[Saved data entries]
-- start --
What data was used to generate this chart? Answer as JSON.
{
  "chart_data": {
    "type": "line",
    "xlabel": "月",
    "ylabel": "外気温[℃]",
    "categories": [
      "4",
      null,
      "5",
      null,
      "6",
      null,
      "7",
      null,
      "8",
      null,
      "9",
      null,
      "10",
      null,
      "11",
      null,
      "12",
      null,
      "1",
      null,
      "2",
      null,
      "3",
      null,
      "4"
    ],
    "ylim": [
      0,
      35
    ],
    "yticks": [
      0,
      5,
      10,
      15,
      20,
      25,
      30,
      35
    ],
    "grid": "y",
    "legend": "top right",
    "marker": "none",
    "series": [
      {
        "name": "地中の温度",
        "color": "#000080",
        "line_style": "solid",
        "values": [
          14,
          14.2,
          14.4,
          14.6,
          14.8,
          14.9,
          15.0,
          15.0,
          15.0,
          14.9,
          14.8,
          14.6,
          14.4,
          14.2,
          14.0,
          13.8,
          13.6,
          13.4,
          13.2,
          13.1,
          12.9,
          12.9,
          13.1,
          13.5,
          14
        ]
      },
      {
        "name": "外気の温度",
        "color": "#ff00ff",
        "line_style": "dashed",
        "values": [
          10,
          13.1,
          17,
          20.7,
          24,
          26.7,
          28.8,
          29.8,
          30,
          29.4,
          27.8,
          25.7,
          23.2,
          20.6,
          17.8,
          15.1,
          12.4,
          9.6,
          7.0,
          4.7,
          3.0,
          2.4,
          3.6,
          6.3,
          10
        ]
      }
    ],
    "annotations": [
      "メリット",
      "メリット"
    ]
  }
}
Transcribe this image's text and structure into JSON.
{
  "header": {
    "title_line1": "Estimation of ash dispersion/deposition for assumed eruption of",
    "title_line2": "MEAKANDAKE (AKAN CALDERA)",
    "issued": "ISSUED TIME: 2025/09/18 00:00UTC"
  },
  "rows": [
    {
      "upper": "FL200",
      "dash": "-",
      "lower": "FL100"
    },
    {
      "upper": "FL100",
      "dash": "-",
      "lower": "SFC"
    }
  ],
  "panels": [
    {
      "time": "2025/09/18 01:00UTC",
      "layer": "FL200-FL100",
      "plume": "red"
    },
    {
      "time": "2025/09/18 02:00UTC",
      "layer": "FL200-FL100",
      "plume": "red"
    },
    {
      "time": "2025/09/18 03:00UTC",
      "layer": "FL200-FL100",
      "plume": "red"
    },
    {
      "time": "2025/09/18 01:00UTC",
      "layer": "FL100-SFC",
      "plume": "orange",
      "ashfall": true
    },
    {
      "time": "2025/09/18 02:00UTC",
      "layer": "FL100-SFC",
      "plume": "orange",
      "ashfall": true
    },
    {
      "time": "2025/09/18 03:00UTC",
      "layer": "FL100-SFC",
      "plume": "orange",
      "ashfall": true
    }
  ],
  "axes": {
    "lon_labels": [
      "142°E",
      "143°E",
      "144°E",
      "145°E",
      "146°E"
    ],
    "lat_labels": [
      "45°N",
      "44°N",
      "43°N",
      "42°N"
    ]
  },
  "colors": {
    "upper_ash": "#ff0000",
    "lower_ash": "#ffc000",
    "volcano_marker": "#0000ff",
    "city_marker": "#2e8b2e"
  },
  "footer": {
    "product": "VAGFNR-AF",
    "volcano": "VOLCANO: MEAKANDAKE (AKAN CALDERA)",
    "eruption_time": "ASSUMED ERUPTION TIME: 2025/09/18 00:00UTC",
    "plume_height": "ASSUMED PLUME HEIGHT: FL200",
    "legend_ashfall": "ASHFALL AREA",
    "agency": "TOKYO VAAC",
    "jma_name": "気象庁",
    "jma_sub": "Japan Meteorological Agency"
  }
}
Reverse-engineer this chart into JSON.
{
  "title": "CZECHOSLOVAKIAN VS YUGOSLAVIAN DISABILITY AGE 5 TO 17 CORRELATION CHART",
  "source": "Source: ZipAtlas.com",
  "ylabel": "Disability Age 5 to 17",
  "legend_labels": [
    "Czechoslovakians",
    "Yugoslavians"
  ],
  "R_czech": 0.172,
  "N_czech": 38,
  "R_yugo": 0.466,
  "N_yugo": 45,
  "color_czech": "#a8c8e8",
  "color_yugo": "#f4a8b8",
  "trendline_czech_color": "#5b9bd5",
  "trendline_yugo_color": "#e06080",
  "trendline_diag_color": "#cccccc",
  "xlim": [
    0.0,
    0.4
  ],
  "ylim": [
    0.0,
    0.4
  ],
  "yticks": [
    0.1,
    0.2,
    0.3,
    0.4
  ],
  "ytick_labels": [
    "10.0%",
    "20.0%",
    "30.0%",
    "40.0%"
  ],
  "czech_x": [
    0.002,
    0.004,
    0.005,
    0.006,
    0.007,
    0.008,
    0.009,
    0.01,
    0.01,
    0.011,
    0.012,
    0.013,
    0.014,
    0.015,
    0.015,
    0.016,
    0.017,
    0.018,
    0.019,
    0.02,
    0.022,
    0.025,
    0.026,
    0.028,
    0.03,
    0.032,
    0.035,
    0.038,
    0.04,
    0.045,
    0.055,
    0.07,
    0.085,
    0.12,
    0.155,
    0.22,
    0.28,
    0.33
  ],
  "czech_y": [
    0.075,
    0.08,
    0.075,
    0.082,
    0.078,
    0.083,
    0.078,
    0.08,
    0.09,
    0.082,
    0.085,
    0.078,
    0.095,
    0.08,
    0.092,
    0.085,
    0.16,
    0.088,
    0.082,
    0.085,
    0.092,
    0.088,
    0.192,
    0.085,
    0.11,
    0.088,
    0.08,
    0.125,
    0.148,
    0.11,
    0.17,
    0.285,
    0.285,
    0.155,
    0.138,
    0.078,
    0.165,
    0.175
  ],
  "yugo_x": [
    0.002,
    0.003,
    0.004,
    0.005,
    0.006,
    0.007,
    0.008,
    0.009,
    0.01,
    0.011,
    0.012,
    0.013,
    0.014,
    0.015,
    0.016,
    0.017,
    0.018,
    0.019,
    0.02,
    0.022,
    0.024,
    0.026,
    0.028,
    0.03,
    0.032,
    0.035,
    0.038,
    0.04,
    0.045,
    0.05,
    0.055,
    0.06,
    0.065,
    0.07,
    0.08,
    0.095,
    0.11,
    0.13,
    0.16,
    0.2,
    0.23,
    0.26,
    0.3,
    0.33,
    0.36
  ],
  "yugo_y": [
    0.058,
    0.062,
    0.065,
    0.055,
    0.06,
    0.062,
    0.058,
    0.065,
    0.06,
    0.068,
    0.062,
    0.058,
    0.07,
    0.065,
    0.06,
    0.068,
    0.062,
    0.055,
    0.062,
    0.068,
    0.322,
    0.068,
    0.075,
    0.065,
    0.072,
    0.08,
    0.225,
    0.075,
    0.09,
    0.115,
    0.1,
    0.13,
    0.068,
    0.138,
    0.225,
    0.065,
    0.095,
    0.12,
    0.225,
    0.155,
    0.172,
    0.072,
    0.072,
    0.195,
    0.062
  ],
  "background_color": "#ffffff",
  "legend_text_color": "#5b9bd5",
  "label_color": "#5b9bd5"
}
-- end --
Transcribe the full listing above without leaving anything out.

→ **WRITTEN ANSWER**:
What data was used to generate this chart? Answer as JSON.
{
  "chart_data": {
    "type": "line",
    "xlabel": "月",
    "ylabel": "外気温[℃]",
    "categories": [
      "4",
      null,
      "5",
      null,
      "6",
      null,
      "7",
      null,
      "8",
      null,
      "9",
      null,
      "10",
      null,
      "11",
      null,
      "12",
      null,
      "1",
      null,
      "2",
      null,
      "3",
      null,
      "4"
    ],
    "ylim": [
      0,
      35
    ],
    "yticks": [
      0,
      5,
      10,
      15,
      20,
      25,
      30,
      35
    ],
    "grid": "y",
    "legend": "top right",
    "marker": "none",
    "series": [
      {
        "name": "地中の温度",
        "color": "#000080",
        "line_style": "solid",
        "values": [
          14,
          14.2,
          14.4,
          14.6,
          14.8,
          14.9,
          15.0,
          15.0,
          15.0,
          14.9,
          14.8,
          14.6,
          14.4,
          14.2,
          14.0,
          13.8,
          13.6,
          13.4,
          13.2,
          13.1,
          12.9,
          12.9,
          13.1,
          13.5,
          14
        ]
      },
      {
        "name": "外気の温度",
        "color": "#ff00ff",
        "line_style": "dashed",
        "values": [
          10,
          13.1,
          17,
          20.7,
          24,
          26.7,
          28.8,
          29.8,
          30,
          29.4,
          27.8,
          25.7,
          23.2,
          20.6,
          17.8,
          15.1,
          12.4,
          9.6,
          7.0,
          4.7,
          3.0,
          2.4,
          3.6,
          6.3,
          10
        ]
      }
    ],
    "annotations": [
      "メリット",
      "メリット"
    ]
  }
}
Transcribe this image's text and structure into JSON.
{
  "header": {
    "title_line1": "Estimation of ash dispersion/deposition for assumed eruption of",
    "title_line2": "MEAKANDAKE (AKAN CALDERA)",
    "issued": "ISSUED TIME: 2025/09/18 00:00UTC"
  },
  "rows": [
    {
      "upper": "FL200",
      "dash": "-",
      "lower": "FL100"
    },
    {
      "upper": "FL100",
      "dash": "-",
      "lower": "SFC"
    }
  ],
  "panels": [
    {
      "time": "2025/09/18 01:00UTC",
      "layer": "FL200-FL100",
      "plume": "red"
    },
    {
      "time": "2025/09/18 02:00UTC",
      "layer": "FL200-FL100",
      "plume": "red"
    },
    {
      "time": "2025/09/18 03:00UTC",
      "layer": "FL200-FL100",
      "plume": "red"
    },
    {
      "time": "2025/09/18 01:00UTC",
      "layer": "FL100-SFC",
      "plume": "orange",
      "ashfall": true
    },
    {
      "time": "2025/09/18 02:00UTC",
      "layer": "FL100-SFC",
      "plume": "orange",
      "ashfall": true
    },
    {
      "time": "2025/09/18 03:00UTC",
      "layer": "FL100-SFC",
      "plume": "orange",
      "ashfall": true
    }
  ],
  "axes": {
    "lon_labels": [
      "142°E",
      "143°E",
      "144°E",
      "145°E",
      "146°E"
    ],
    "lat_labels": [
      "45°N",
      "44°N",
      "43°N",
      "42°N"
    ]
  },
  "colors": {
    "upper_ash": "#ff0000",
    "lower_ash": "#ffc000",
    "volcano_marker": "#0000ff",
    "city_marker": "#2e8b2e"
  },
  "footer": {
    "product": "VAGFNR-AF",
    "volcano": "VOLCANO: MEAKANDAKE (AKAN CALDERA)",
    "eruption_time": "ASSUMED ERUPTION TIME: 2025/09/18 00:00UTC",
    "plume_height": "ASSUMED PLUME HEIGHT: FL200",
    "legend_ashfall": "ASHFALL AREA",
    "agency": "TOKYO VAAC",
    "jma_name": "気象庁",
    "jma_sub": "Japan Meteorological Agency"
  }
}
Reverse-engineer this chart into JSON.
{
  "title": "CZECHOSLOVAKIAN VS YUGOSLAVIAN DISABILITY AGE 5 TO 17 CORRELATION CHART",
  "source": "Source: ZipAtlas.com",
  "ylabel": "Disability Age 5 to 17",
  "legend_labels": [
    "Czechoslovakians",
    "Yugoslavians"
  ],
  "R_czech": 0.172,
  "N_czech": 38,
  "R_yugo": 0.466,
  "N_yugo": 45,
  "color_czech": "#a8c8e8",
  "color_yugo": "#f4a8b8",
  "trendline_czech_color": "#5b9bd5",
  "trendline_yugo_color": "#e06080",
  "trendline_diag_color": "#cccccc",
  "xlim": [
    0.0,
    0.4
  ],
  "ylim": [
    0.0,
    0.4
  ],
  "yticks": [
    0.1,
    0.2,
    0.3,
    0.4
  ],
  "ytick_labels": [
    "10.0%",
    "20.0%",
    "30.0%",
    "40.0%"
  ],
  "czech_x": [
    0.002,
    0.004,
    0.005,
    0.006,
    0.007,
    0.008,
    0.009,
    0.01,
    0.01,
    0.011,
    0.012,
    0.013,
    0.014,
    0.015,
    0.015,
    0.016,
    0.017,
    0.018,
    0.019,
    0.02,
    0.022,
    0.025,
    0.026,
    0.028,
    0.03,
    0.032,
    0.035,
    0.038,
    0.04,
    0.045,
    0.055,
    0.07,
    0.085,
    0.12,
    0.155,
    0.22,
    0.28,
    0.33
  ],
  "czech_y": [
    0.075,
    0.08,
    0.075,
    0.082,
    0.078,
    0.083,
    0.078,
    0.08,
    0.09,
    0.082,
    0.085,
    0.078,
    0.095,
    0.08,
    0.092,
    0.085,
    0.16,
    0.088,
    0.082,
    0.085,
    0.092,
    0.088,
    0.192,
    0.085,
    0.11,
    0.088,
    0.08,
    0.125,
    0.148,
    0.11,
    0.17,
    0.285,
    0.285,
    0.155,
    0.138,
    0.078,
    0.165,
    0.175
  ],
  "yugo_x": [
    0.002,
    0.003,
    0.004,
    0.005,
    0.006,
    0.007,
    0.008,
    0.009,
    0.01,
    0.011,
    0.012,
    0.013,
    0.014,
    0.015,
    0.016,
    0.017,
    0.018,
    0.019,
    0.02,
    0.022,
    0.024,
    0.026,
    0.028,
    0.03,
    0.032,
    0.035,
    0.038,
    0.04,
    0.045,
    0.05,
    0.055,
    0.06,
    0.065,
    0.07,
    0.08,
    0.095,
    0.11,
    0.13,
    0.16,
    0.2,
    0.23,
    0.26,
    0.3,
    0.33,
    0.36
  ],
  "yugo_y": [
    0.058,
    0.062,
    0.065,
    0.055,
    0.06,
    0.062,
    0.058,
    0.065,
    0.06,
    0.068,
    0.062,
    0.058,
    0.07,
    0.065,
    0.06,
    0.068,
    0.062,
    0.055,
    0.062,
    0.068,
    0.322,
    0.068,
    0.075,
    0.065,
    0.072,
    0.08,
    0.225,
    0.075,
    0.09,
    0.115,
    0.1,
    0.13,
    0.068,
    0.138,
    0.225,
    0.065,
    0.095,
    0.12,
    0.225,
    0.155,
    0.172,
    0.072,
    0.072,
    0.195,
    0.062
  ],
  "background_color": "#ffffff",
  "legend_text_color": "#5b9bd5",
  "label_color": "#5b9bd5"
}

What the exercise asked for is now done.